■ Task statement: For each line that holds "Болты", copy the line out.

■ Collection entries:
━━━━━━━━

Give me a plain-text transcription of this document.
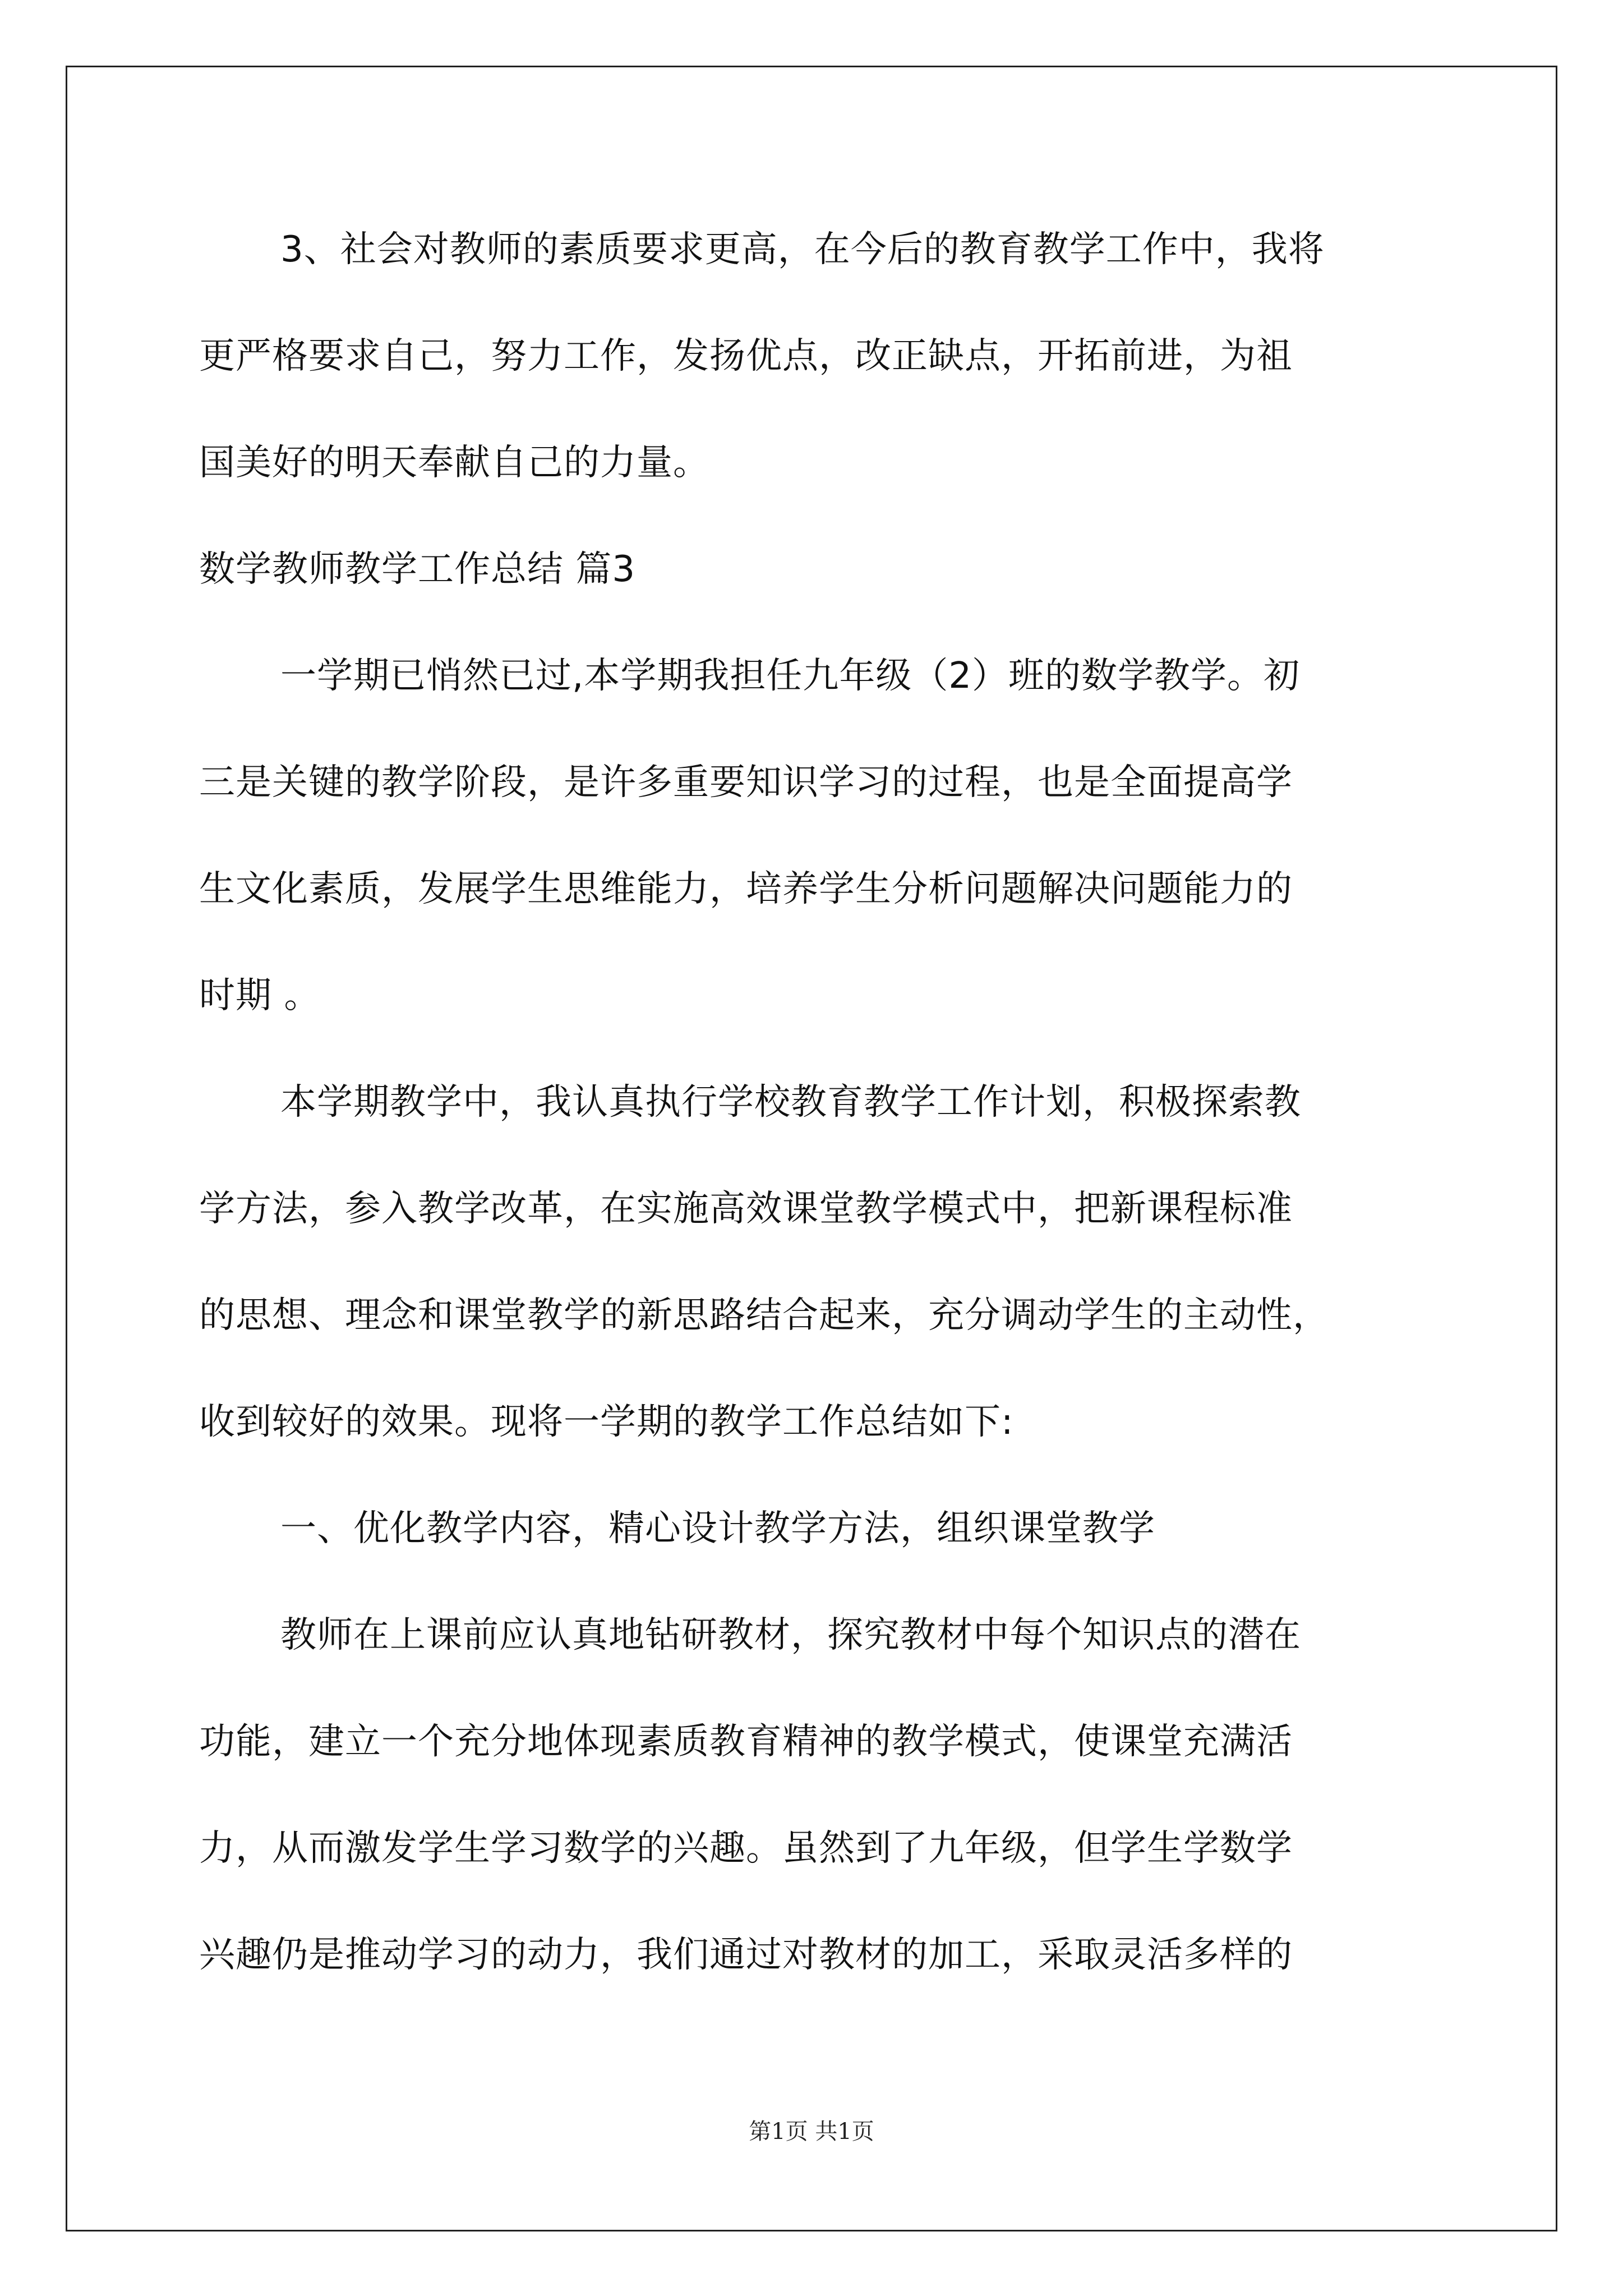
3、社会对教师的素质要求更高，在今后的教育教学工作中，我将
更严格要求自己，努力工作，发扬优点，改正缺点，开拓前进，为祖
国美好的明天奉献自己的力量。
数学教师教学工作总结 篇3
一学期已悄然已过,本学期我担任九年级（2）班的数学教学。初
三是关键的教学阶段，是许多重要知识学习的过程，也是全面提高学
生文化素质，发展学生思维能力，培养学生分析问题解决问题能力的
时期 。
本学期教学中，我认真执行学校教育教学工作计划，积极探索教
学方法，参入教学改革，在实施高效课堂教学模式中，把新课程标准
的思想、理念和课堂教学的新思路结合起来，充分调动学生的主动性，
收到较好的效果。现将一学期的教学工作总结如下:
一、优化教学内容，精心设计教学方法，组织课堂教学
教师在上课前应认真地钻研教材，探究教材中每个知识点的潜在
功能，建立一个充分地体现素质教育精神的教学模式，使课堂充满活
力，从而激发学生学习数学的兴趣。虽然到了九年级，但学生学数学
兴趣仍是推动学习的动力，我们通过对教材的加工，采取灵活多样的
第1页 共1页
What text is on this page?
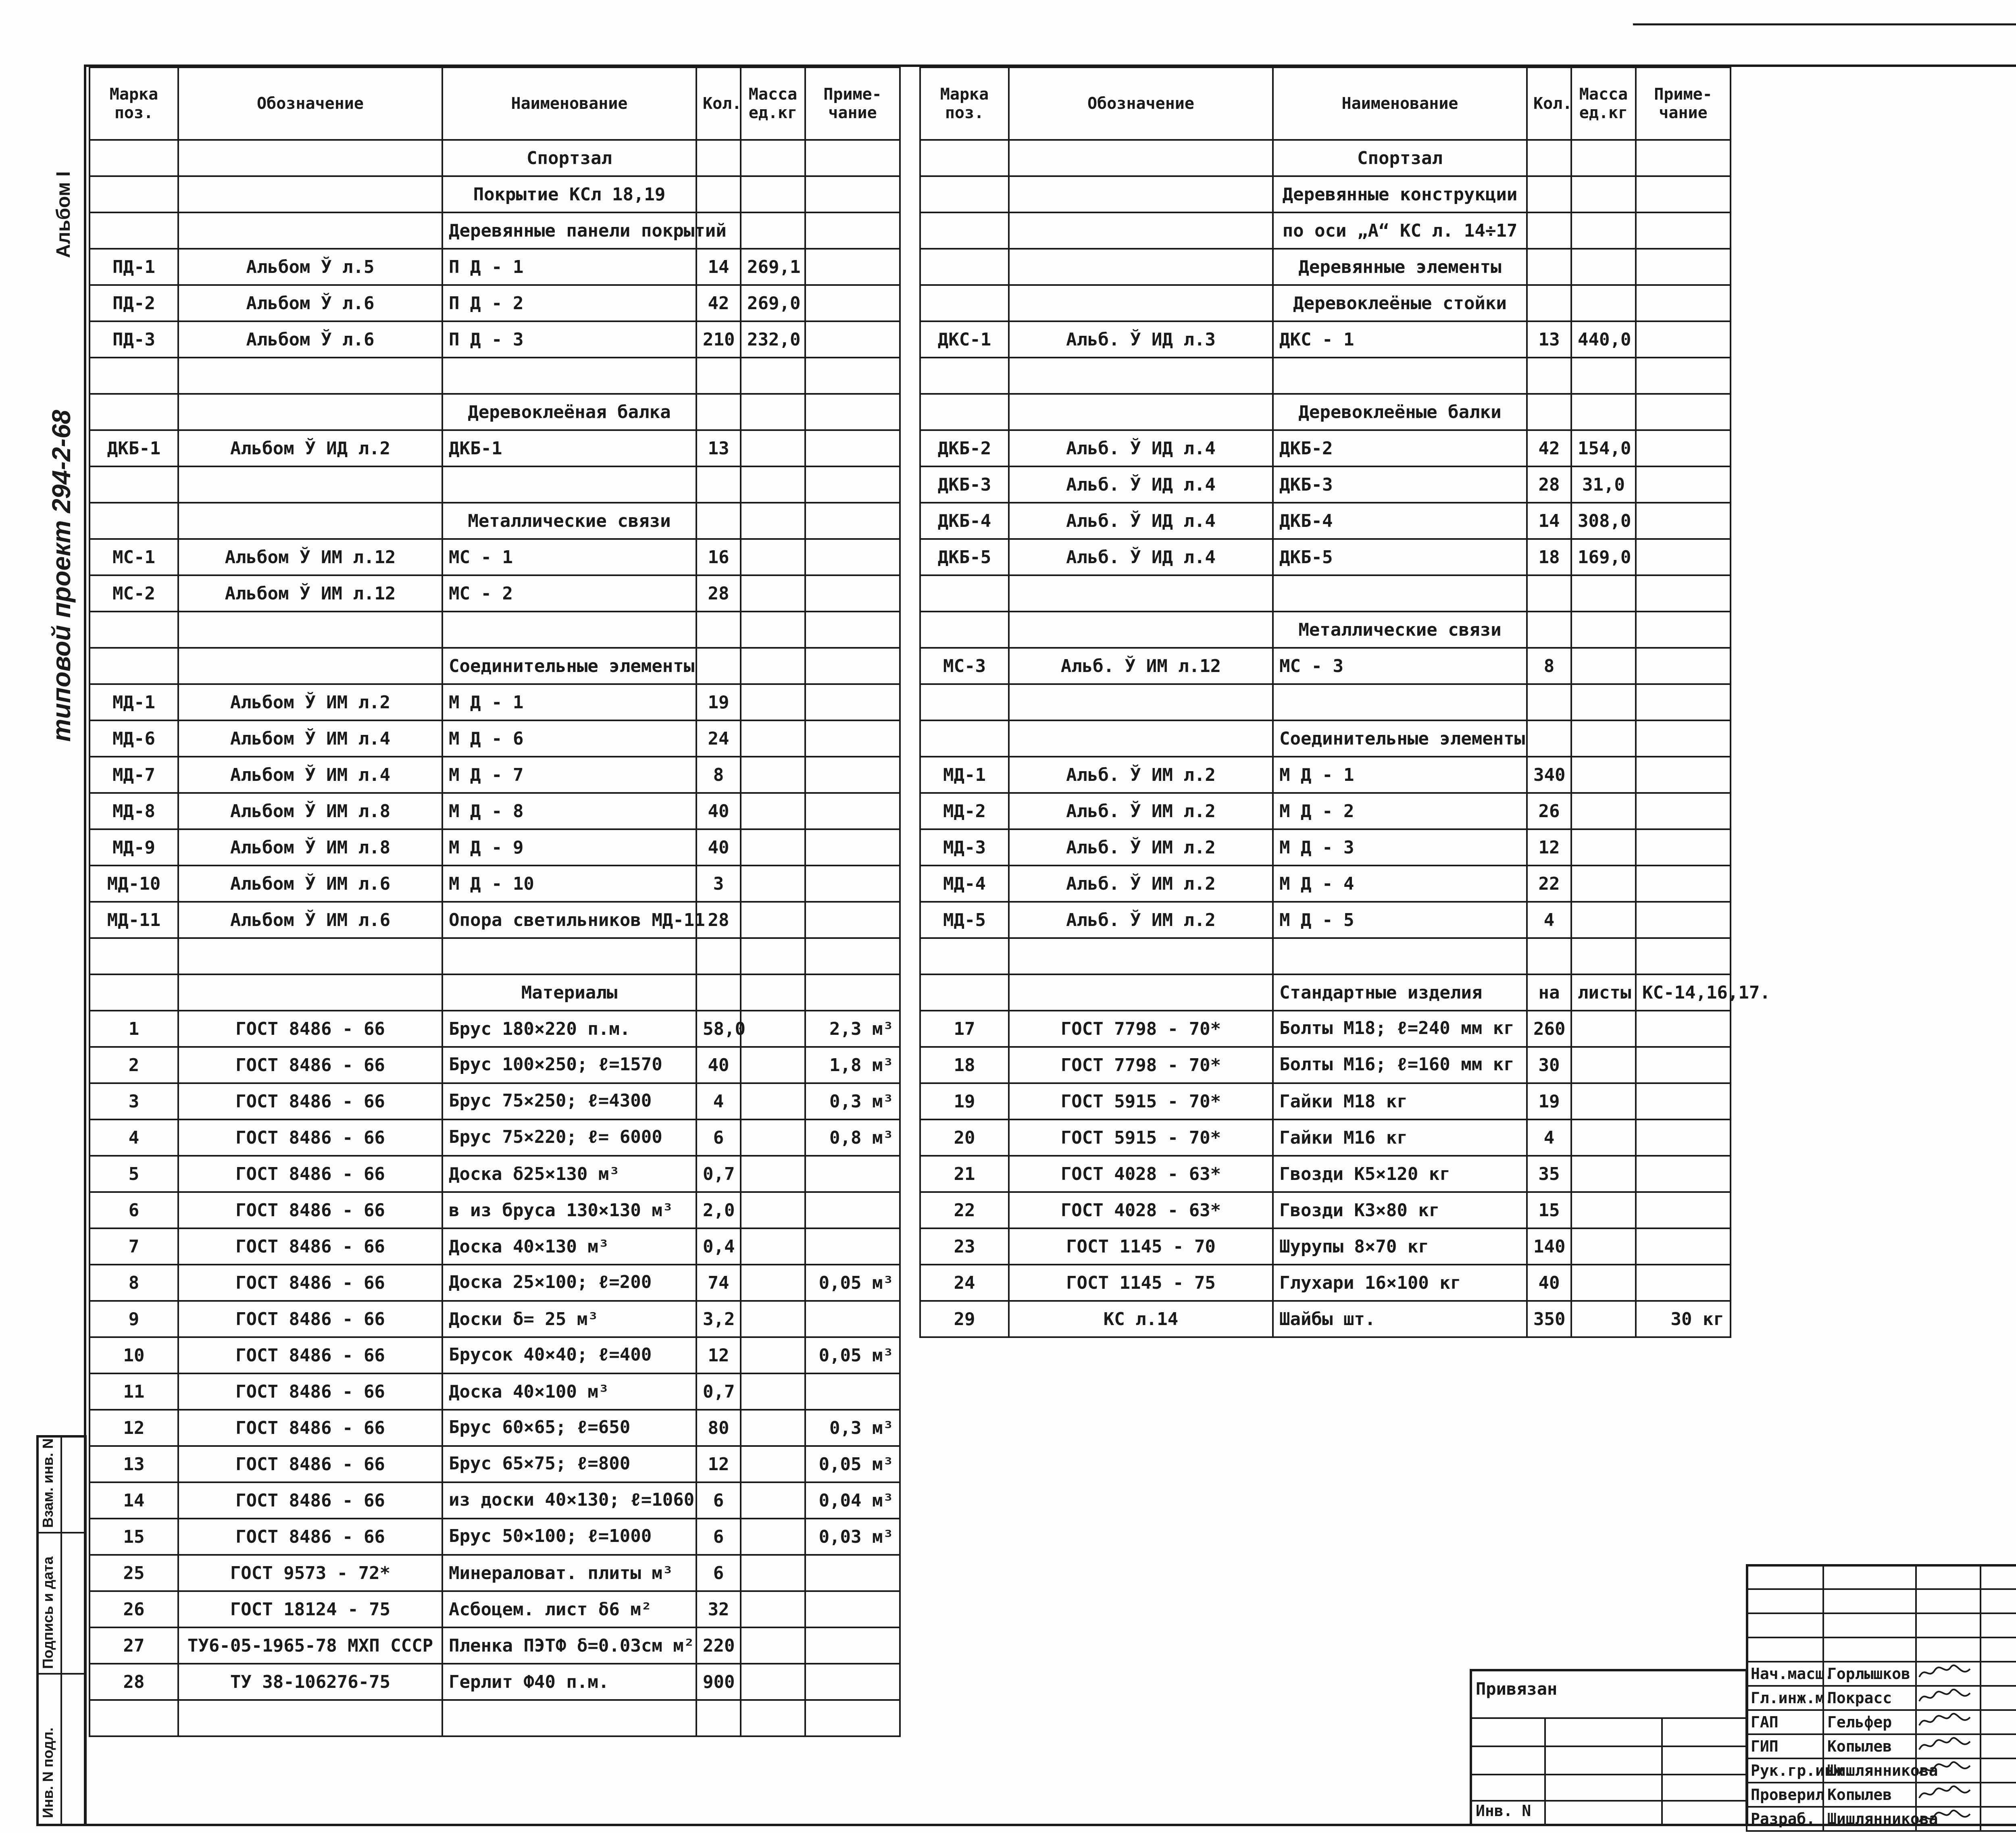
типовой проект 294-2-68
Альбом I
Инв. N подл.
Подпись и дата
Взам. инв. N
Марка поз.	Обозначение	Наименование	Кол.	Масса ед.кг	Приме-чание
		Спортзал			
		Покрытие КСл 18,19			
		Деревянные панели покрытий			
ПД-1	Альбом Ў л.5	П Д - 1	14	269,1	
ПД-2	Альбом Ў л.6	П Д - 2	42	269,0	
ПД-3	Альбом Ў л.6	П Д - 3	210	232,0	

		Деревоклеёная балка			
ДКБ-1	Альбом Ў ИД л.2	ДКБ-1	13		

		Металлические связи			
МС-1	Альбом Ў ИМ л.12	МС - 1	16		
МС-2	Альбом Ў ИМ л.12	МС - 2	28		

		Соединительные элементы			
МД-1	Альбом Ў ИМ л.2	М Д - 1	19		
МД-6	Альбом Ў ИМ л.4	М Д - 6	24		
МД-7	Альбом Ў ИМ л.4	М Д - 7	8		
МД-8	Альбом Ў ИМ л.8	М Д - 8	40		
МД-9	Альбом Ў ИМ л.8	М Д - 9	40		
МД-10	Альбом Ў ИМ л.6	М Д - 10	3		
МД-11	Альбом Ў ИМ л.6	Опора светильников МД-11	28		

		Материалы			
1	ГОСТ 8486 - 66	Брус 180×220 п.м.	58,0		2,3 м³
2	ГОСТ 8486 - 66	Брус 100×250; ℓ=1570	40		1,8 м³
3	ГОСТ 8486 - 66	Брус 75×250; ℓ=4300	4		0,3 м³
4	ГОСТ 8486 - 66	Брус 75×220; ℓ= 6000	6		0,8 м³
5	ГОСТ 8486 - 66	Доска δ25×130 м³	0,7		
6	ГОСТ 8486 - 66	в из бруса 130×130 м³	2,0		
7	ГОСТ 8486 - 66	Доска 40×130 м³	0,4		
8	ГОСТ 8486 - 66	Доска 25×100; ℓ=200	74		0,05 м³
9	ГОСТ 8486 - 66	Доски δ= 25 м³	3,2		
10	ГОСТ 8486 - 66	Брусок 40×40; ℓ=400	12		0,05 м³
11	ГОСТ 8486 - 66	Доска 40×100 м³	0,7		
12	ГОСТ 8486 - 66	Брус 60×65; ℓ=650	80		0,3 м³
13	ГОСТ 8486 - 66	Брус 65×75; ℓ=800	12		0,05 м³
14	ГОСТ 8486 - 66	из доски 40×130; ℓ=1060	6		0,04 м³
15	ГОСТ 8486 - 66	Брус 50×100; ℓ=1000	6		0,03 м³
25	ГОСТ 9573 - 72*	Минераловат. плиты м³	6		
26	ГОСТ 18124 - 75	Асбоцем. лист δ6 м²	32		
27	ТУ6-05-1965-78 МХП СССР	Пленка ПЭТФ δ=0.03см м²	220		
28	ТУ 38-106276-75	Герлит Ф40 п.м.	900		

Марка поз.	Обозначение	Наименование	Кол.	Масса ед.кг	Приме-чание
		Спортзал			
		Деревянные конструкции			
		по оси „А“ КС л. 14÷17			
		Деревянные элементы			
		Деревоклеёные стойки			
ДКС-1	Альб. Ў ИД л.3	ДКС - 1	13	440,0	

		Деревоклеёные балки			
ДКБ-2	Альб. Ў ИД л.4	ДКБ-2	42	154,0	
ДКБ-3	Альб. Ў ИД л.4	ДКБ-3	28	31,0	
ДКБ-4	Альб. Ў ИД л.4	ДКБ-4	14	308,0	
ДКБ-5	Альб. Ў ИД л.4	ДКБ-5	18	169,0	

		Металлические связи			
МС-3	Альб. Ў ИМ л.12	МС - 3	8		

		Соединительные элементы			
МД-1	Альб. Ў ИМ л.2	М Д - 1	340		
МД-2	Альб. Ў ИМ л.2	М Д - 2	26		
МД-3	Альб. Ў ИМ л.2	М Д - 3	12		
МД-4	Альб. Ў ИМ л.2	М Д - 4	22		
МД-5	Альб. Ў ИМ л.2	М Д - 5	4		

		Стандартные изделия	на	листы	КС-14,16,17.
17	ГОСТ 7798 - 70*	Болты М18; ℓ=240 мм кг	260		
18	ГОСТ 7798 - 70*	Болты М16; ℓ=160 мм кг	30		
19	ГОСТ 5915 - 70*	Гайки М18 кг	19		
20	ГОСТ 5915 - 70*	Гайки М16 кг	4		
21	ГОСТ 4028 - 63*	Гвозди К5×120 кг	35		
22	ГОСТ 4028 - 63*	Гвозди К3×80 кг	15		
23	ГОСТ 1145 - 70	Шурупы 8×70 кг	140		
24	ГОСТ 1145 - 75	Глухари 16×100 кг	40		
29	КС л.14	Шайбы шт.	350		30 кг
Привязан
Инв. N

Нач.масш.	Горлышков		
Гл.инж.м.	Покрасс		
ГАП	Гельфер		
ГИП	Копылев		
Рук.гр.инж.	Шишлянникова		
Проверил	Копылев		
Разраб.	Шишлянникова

━━━━━━━━

■ Answer to the task:
17	ГОСТ 7798 - 70*	Болты М18; ℓ=240 мм кг	260		
18	ГОСТ 7798 - 70*	Болты М16; ℓ=160 мм кг	30		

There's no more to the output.